> _Records to process_:
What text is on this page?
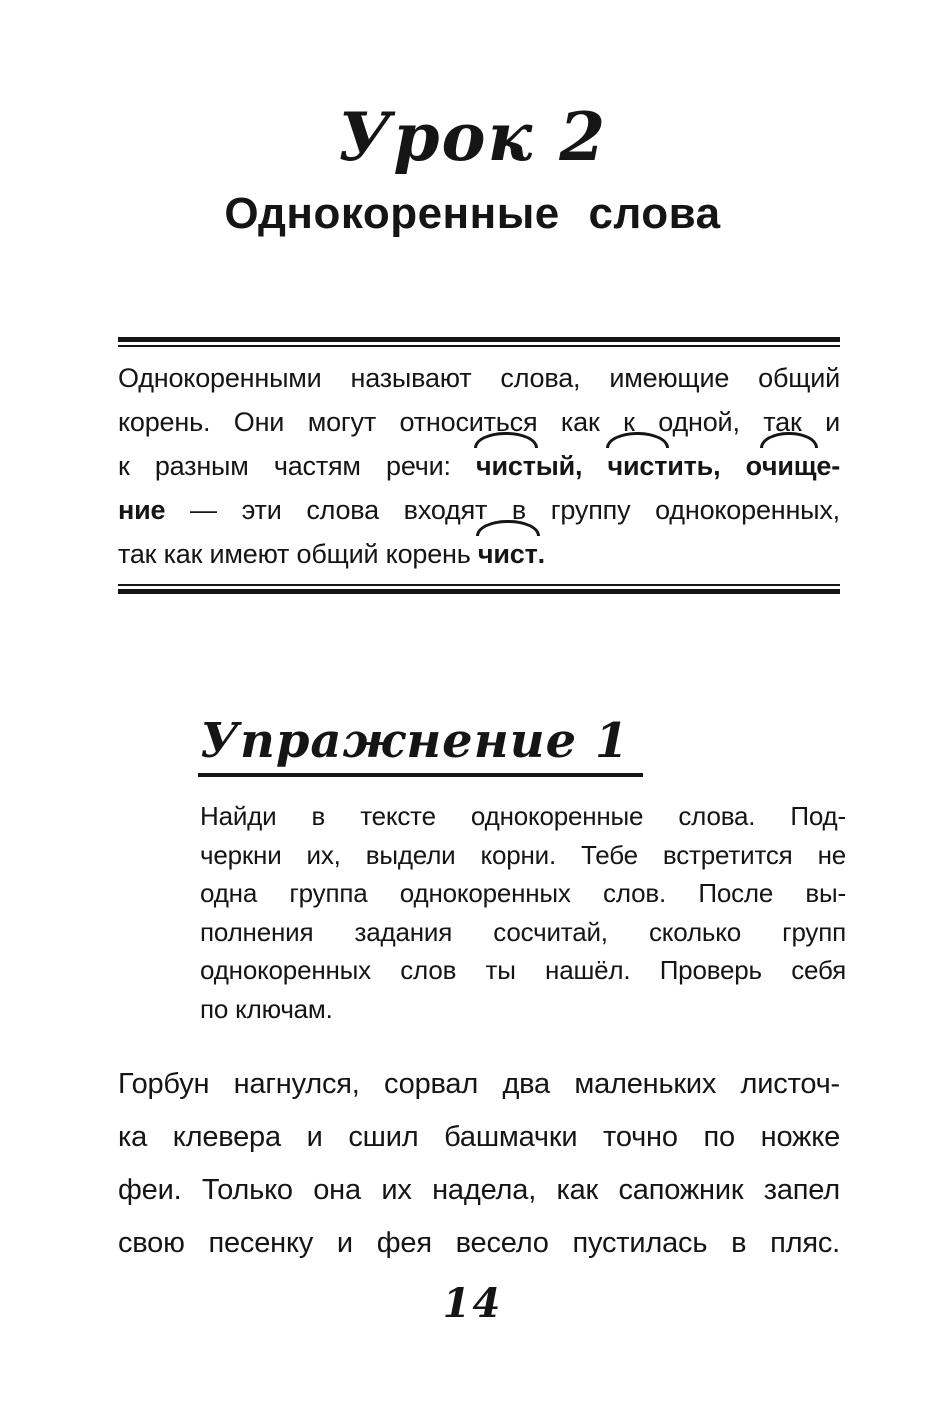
Урок 2
Однокоренные слова
Однокоренными называют слова, имеющие общий
корень. Они могут относиться как к одной, так и
к разным частям речи: чистый, чистить, очище-
ние — эти слова входят в группу однокоренных,
так как имеют общий корень чист.
Упражнение 1
Найди в тексте однокоренные слова. Под-
черкни их, выдели корни. Тебе встретится не
одна группа однокоренных слов. После вы-
полнения задания сосчитай, сколько групп
однокоренных слов ты нашёл. Проверь себя
по ключам.
Горбун нагнулся, сорвал два маленьких листоч-
ка клевера и сшил башмачки точно по ножке
феи. Только она их надела, как сапожник запел
свою песенку и фея весело пустилась в пляс.
14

> _Stated problem_: Drop the images and quote the entries word for word.

> _Solved exercise_:
What text is on this page?
Урок 2
Однокоренные слова
Однокоренными называют слова, имеющие общий
корень. Они могут относиться как к одной, так и
к разным частям речи: чистый, чистить, очище-
ние — эти слова входят в группу однокоренных,
так как имеют общий корень чист.
Упражнение 1
Найди в тексте однокоренные слова. Под-
черкни их, выдели корни. Тебе встретится не
одна группа однокоренных слов. После вы-
полнения задания сосчитай, сколько групп
однокоренных слов ты нашёл. Проверь себя
по ключам.
Горбун нагнулся, сорвал два маленьких листоч-
ка клевера и сшил башмачки точно по ножке
феи. Только она их надела, как сапожник запел
свою песенку и фея весело пустилась в пляс.
14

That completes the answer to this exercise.